Set out each line from the following listing that includes the word "constituency".

Data to process:
○ ○ ○
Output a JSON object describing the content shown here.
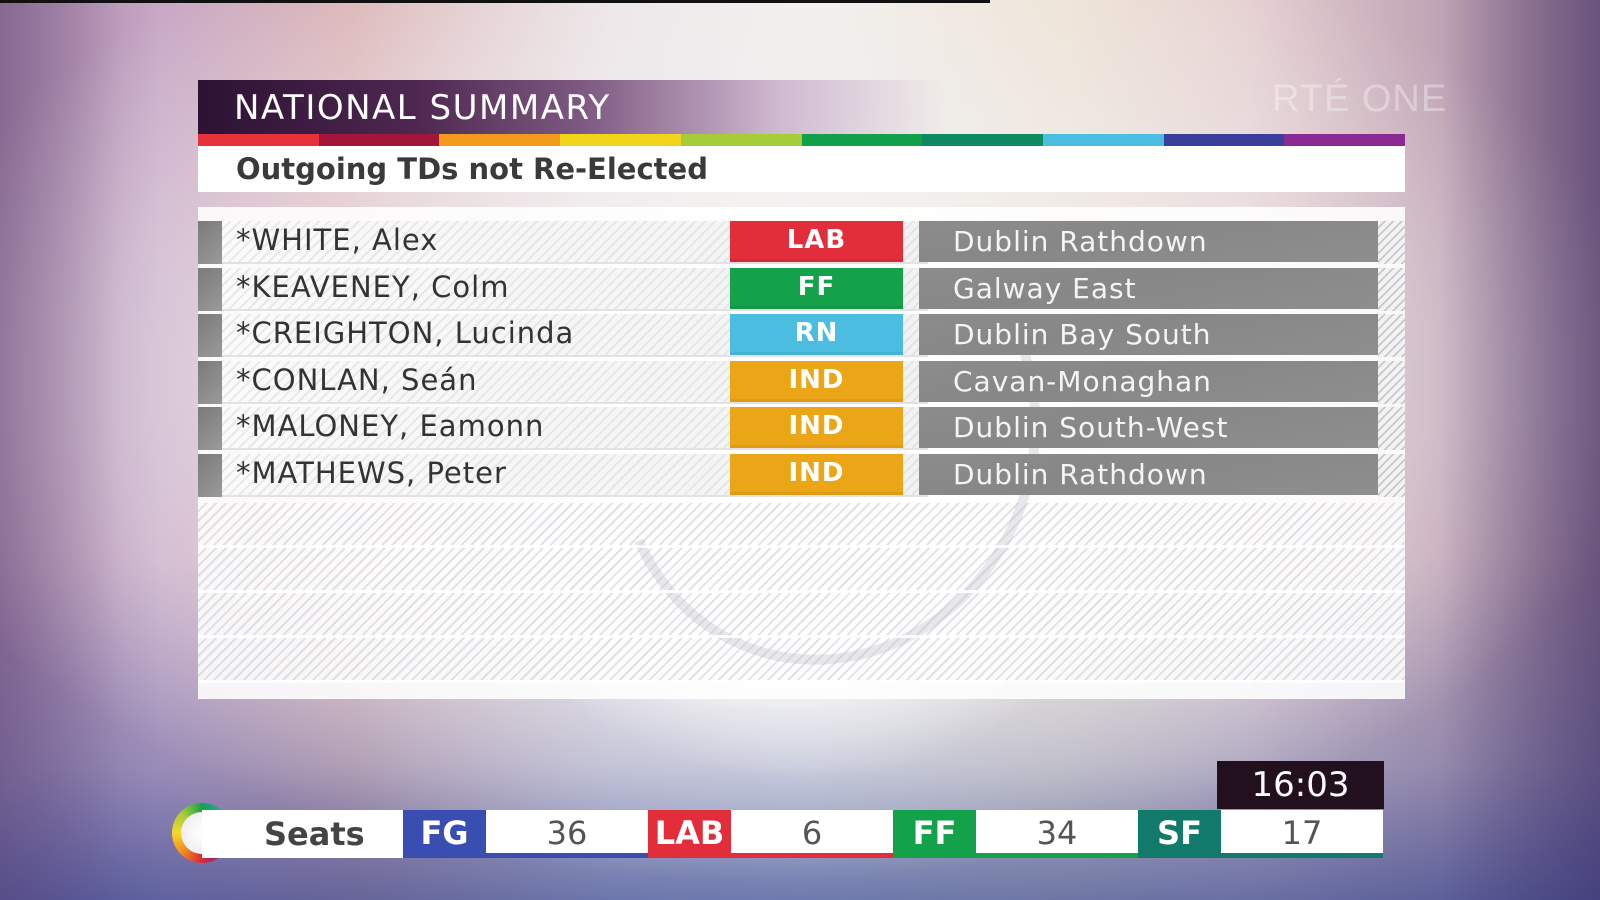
{
  "channel": {
    "watermark": "RTÉ ONE"
  },
  "header": {
    "title": "NATIONAL SUMMARY",
    "subtitle": "Outgoing TDs not Re-Elected",
    "stripe_colors": [
      "#e8323a",
      "#a3153a",
      "#f29b1a",
      "#f2d51a",
      "#a6cc3a",
      "#13a04c",
      "#0f8a62",
      "#4bbde0",
      "#3a3f9a",
      "#8a2a92"
    ]
  },
  "table": {
    "rows": [
      {
        "name": "*WHITE, Alex",
        "party": "LAB",
        "party_color": "#e22d3a",
        "constituency": "Dublin Rathdown"
      },
      {
        "name": "*KEAVENEY, Colm",
        "party": "FF",
        "party_color": "#13a14a",
        "constituency": "Galway East"
      },
      {
        "name": "*CREIGHTON, Lucinda",
        "party": "RN",
        "party_color": "#4bbde0",
        "constituency": "Dublin Bay South"
      },
      {
        "name": "*CONLAN, Seán",
        "party": "IND",
        "party_color": "#eba617",
        "constituency": "Cavan-Monaghan"
      },
      {
        "name": "*MALONEY, Eamonn",
        "party": "IND",
        "party_color": "#eba617",
        "constituency": "Dublin South-West"
      },
      {
        "name": "*MATHEWS, Peter",
        "party": "IND",
        "party_color": "#eba617",
        "constituency": "Dublin Rathdown"
      }
    ]
  },
  "seats_bar": {
    "label": "Seats",
    "clock": "16:03",
    "parties": [
      {
        "abbr": "FG",
        "seats": "36",
        "color": "#3a4db0"
      },
      {
        "abbr": "LAB",
        "seats": "6",
        "color": "#e22d3a"
      },
      {
        "abbr": "FF",
        "seats": "34",
        "color": "#13a14a"
      },
      {
        "abbr": "SF",
        "seats": "17",
        "color": "#127a6a"
      }
    ]
  }
}
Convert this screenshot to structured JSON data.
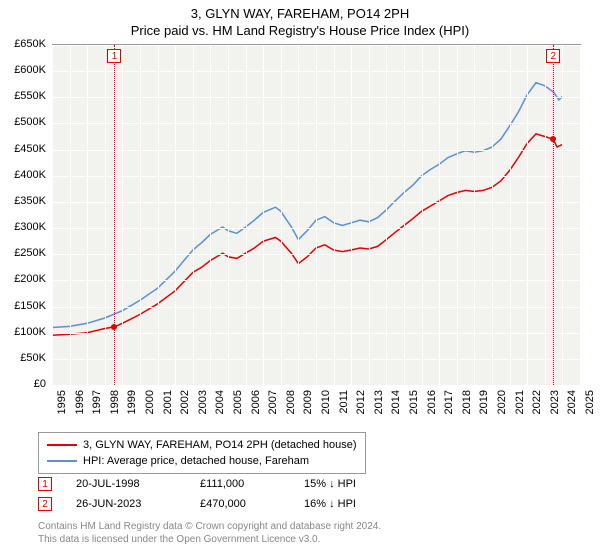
{
  "title_line1": "3, GLYN WAY, FAREHAM, PO14 2PH",
  "title_line2": "Price paid vs. HM Land Registry's House Price Index (HPI)",
  "chart": {
    "type": "line",
    "background_color": "#f2f2ef",
    "grid_color": "#ffffff",
    "axis_color": "#999999",
    "text_color": "#000000",
    "label_fontsize": 11,
    "ylim": [
      0,
      650000
    ],
    "ytick_step": 50000,
    "ytick_prefix": "£",
    "ytick_suffix": "K",
    "yticks": [
      "£0",
      "£50K",
      "£100K",
      "£150K",
      "£200K",
      "£250K",
      "£300K",
      "£350K",
      "£400K",
      "£450K",
      "£500K",
      "£550K",
      "£600K",
      "£650K"
    ],
    "xlim": [
      1995,
      2025
    ],
    "xtick_step": 1,
    "xticks": [
      "1995",
      "1996",
      "1997",
      "1998",
      "1999",
      "2000",
      "2001",
      "2002",
      "2003",
      "2004",
      "2005",
      "2006",
      "2007",
      "2008",
      "2009",
      "2010",
      "2011",
      "2012",
      "2013",
      "2014",
      "2015",
      "2016",
      "2017",
      "2018",
      "2019",
      "2020",
      "2021",
      "2022",
      "2023",
      "2024",
      "2025"
    ],
    "series": [
      {
        "name": "price_paid",
        "label": "3, GLYN WAY, FAREHAM, PO14 2PH (detached house)",
        "color": "#e60000",
        "line_width": 1.5,
        "points": [
          [
            1995.0,
            95000
          ],
          [
            1996.0,
            97000
          ],
          [
            1997.0,
            100000
          ],
          [
            1998.0,
            108000
          ],
          [
            1998.55,
            111000
          ],
          [
            1999.0,
            118000
          ],
          [
            2000.0,
            135000
          ],
          [
            2001.0,
            155000
          ],
          [
            2002.0,
            180000
          ],
          [
            2003.0,
            215000
          ],
          [
            2003.5,
            225000
          ],
          [
            2004.0,
            238000
          ],
          [
            2004.7,
            252000
          ],
          [
            2005.0,
            245000
          ],
          [
            2005.5,
            242000
          ],
          [
            2006.0,
            252000
          ],
          [
            2006.5,
            262000
          ],
          [
            2007.0,
            275000
          ],
          [
            2007.7,
            282000
          ],
          [
            2008.0,
            275000
          ],
          [
            2008.6,
            252000
          ],
          [
            2009.0,
            232000
          ],
          [
            2009.5,
            245000
          ],
          [
            2010.0,
            262000
          ],
          [
            2010.5,
            268000
          ],
          [
            2011.0,
            258000
          ],
          [
            2011.5,
            255000
          ],
          [
            2012.0,
            258000
          ],
          [
            2012.5,
            262000
          ],
          [
            2013.0,
            260000
          ],
          [
            2013.5,
            265000
          ],
          [
            2014.0,
            278000
          ],
          [
            2014.5,
            292000
          ],
          [
            2015.0,
            305000
          ],
          [
            2015.5,
            318000
          ],
          [
            2016.0,
            332000
          ],
          [
            2016.5,
            342000
          ],
          [
            2017.0,
            352000
          ],
          [
            2017.5,
            362000
          ],
          [
            2018.0,
            368000
          ],
          [
            2018.5,
            372000
          ],
          [
            2019.0,
            370000
          ],
          [
            2019.5,
            372000
          ],
          [
            2020.0,
            378000
          ],
          [
            2020.5,
            390000
          ],
          [
            2021.0,
            410000
          ],
          [
            2021.5,
            435000
          ],
          [
            2022.0,
            462000
          ],
          [
            2022.5,
            480000
          ],
          [
            2023.0,
            475000
          ],
          [
            2023.48,
            470000
          ],
          [
            2023.7,
            455000
          ],
          [
            2024.0,
            460000
          ]
        ]
      },
      {
        "name": "hpi",
        "label": "HPI: Average price, detached house, Fareham",
        "color": "#5b8fd6",
        "line_width": 1.5,
        "points": [
          [
            1995.0,
            110000
          ],
          [
            1996.0,
            112000
          ],
          [
            1997.0,
            118000
          ],
          [
            1998.0,
            128000
          ],
          [
            1999.0,
            142000
          ],
          [
            2000.0,
            162000
          ],
          [
            2001.0,
            185000
          ],
          [
            2002.0,
            218000
          ],
          [
            2003.0,
            258000
          ],
          [
            2003.5,
            272000
          ],
          [
            2004.0,
            288000
          ],
          [
            2004.7,
            302000
          ],
          [
            2005.0,
            295000
          ],
          [
            2005.5,
            290000
          ],
          [
            2006.0,
            302000
          ],
          [
            2006.5,
            315000
          ],
          [
            2007.0,
            330000
          ],
          [
            2007.7,
            340000
          ],
          [
            2008.0,
            332000
          ],
          [
            2008.6,
            302000
          ],
          [
            2009.0,
            278000
          ],
          [
            2009.5,
            295000
          ],
          [
            2010.0,
            315000
          ],
          [
            2010.5,
            322000
          ],
          [
            2011.0,
            310000
          ],
          [
            2011.5,
            305000
          ],
          [
            2012.0,
            310000
          ],
          [
            2012.5,
            315000
          ],
          [
            2013.0,
            312000
          ],
          [
            2013.5,
            320000
          ],
          [
            2014.0,
            335000
          ],
          [
            2014.5,
            352000
          ],
          [
            2015.0,
            368000
          ],
          [
            2015.5,
            382000
          ],
          [
            2016.0,
            400000
          ],
          [
            2016.5,
            412000
          ],
          [
            2017.0,
            422000
          ],
          [
            2017.5,
            435000
          ],
          [
            2018.0,
            442000
          ],
          [
            2018.5,
            448000
          ],
          [
            2019.0,
            445000
          ],
          [
            2019.5,
            448000
          ],
          [
            2020.0,
            455000
          ],
          [
            2020.5,
            470000
          ],
          [
            2021.0,
            495000
          ],
          [
            2021.5,
            522000
          ],
          [
            2022.0,
            555000
          ],
          [
            2022.5,
            578000
          ],
          [
            2023.0,
            572000
          ],
          [
            2023.5,
            560000
          ],
          [
            2023.8,
            545000
          ],
          [
            2024.0,
            552000
          ]
        ]
      }
    ],
    "markers": [
      {
        "id": "1",
        "year": 1998.55,
        "value": 111000,
        "color": "#e60000"
      },
      {
        "id": "2",
        "year": 2023.48,
        "value": 470000,
        "color": "#e60000"
      }
    ]
  },
  "legend": {
    "items": [
      {
        "color": "#e60000",
        "label": "3, GLYN WAY, FAREHAM, PO14 2PH (detached house)"
      },
      {
        "color": "#5b8fd6",
        "label": "HPI: Average price, detached house, Fareham"
      }
    ]
  },
  "transactions": [
    {
      "id": "1",
      "color": "#e60000",
      "date": "20-JUL-1998",
      "price": "£111,000",
      "diff": "15% ↓ HPI"
    },
    {
      "id": "2",
      "color": "#e60000",
      "date": "26-JUN-2023",
      "price": "£470,000",
      "diff": "16% ↓ HPI"
    }
  ],
  "footer": {
    "line1": "Contains HM Land Registry data © Crown copyright and database right 2024.",
    "line2": "This data is licensed under the Open Government Licence v3.0."
  }
}
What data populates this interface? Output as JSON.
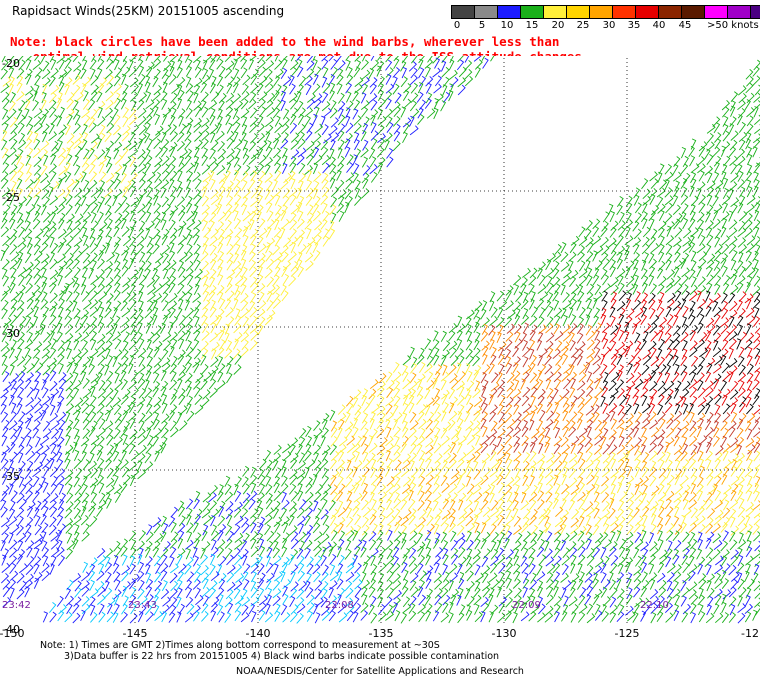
{
  "header": {
    "title": "Rapidsact Winds(25KM) 20151005 ascending",
    "note_line1": "Note: black circles have been added to the wind barbs, wherever less than",
    "note_line2": "   optimal wind retrieval conditions are met due to the ISS attitude changes."
  },
  "legend": {
    "colors": [
      "#444444",
      "#8a8a8a",
      "#1c1cff",
      "#1ab01a",
      "#ffef3a",
      "#ffd400",
      "#ffa400",
      "#ff3200",
      "#e60000",
      "#8b2500",
      "#5a1a00",
      "#ff00ff",
      "#a000c8",
      "#4b0082"
    ],
    "labels": [
      "0",
      "5",
      "10",
      "15",
      "20",
      "25",
      "30",
      "35",
      "40",
      "45",
      ">50 knots"
    ]
  },
  "map": {
    "lat_labels": [
      "-20",
      "-25",
      "-30",
      "-35",
      "-40"
    ],
    "lon_labels": [
      "-150",
      "-145",
      "-140",
      "-135",
      "-130",
      "-125",
      "-12"
    ],
    "times": [
      "23:42",
      "23:43",
      "22:08",
      "22:09",
      "22:10"
    ]
  },
  "footer": {
    "line1": "Note: 1) Times are GMT 2)Times along bottom correspond to measurement at ~30S",
    "line2": "3)Data buffer is 22 hrs from 20151005 4) Black wind barbs indicate possible contamination",
    "line3": "NOAA/NESDIS/Center for Satellite Applications and Research"
  }
}
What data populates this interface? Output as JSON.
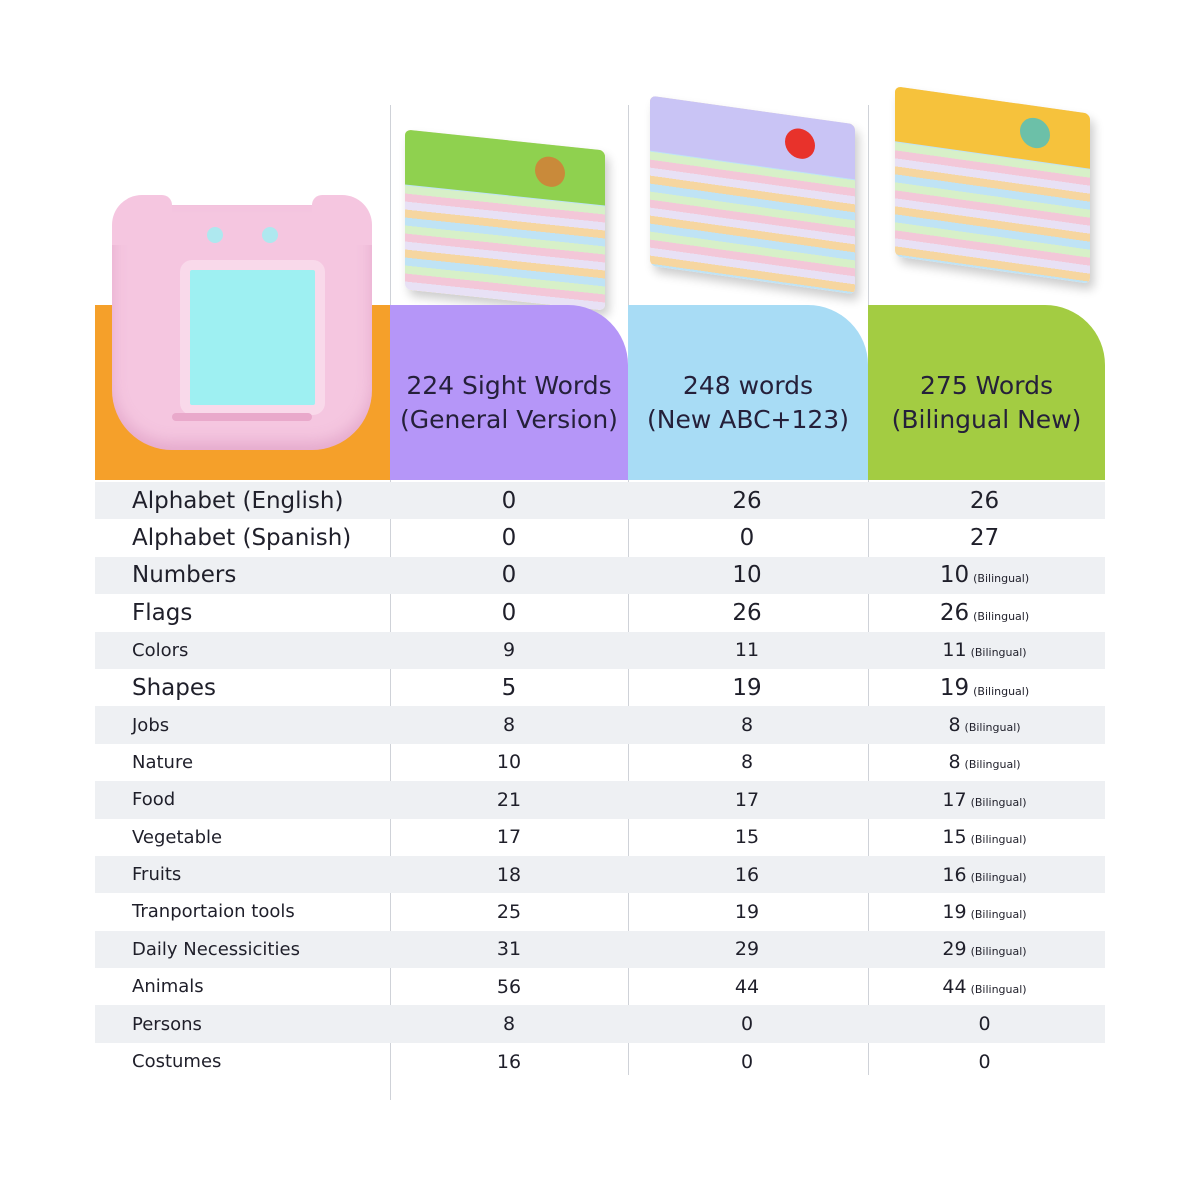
○ ○ ○
Expected answer:
        "constituency": "Dublin Rathdown"
        "constituency": "Galway East"
        "constituency": "Dublin Bay South"
        "constituency": "Cavan-Monaghan"
        "constituency": "Dublin South-West"
        "constituency": "Dublin Rathdown"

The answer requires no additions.